__DESCRIPTION OF THE TASK__:
Lift every line from the entries that includes the word "momentary".

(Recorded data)
───

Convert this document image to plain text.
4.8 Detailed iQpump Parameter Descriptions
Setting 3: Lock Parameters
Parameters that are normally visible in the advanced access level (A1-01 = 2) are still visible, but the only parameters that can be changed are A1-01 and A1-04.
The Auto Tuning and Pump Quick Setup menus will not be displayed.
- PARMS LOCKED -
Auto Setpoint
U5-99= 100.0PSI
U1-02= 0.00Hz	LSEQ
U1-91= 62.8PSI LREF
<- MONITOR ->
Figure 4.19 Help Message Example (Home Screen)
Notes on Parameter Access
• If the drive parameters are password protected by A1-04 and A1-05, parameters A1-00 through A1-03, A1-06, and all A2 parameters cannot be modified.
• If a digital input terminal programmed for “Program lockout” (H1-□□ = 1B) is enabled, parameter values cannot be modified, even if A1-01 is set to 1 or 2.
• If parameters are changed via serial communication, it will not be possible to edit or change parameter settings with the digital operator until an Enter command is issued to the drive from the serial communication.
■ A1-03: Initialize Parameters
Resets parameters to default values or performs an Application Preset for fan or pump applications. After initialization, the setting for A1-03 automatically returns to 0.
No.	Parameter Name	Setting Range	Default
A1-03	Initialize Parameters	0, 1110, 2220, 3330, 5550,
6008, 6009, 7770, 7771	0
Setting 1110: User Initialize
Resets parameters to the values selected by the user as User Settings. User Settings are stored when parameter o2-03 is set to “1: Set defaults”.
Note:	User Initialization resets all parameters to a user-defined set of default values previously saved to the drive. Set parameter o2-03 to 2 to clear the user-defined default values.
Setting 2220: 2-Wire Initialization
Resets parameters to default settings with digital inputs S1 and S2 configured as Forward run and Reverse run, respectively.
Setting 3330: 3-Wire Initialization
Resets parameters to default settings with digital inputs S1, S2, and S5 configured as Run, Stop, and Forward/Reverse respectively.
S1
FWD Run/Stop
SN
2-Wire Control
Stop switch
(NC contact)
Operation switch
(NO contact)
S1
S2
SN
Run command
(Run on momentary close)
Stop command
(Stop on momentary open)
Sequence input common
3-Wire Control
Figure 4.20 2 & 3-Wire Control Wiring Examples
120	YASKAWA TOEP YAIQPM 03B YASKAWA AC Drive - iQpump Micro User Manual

───

__TASK SOLUTION__:
(Run on momentary close)
(Stop on momentary open)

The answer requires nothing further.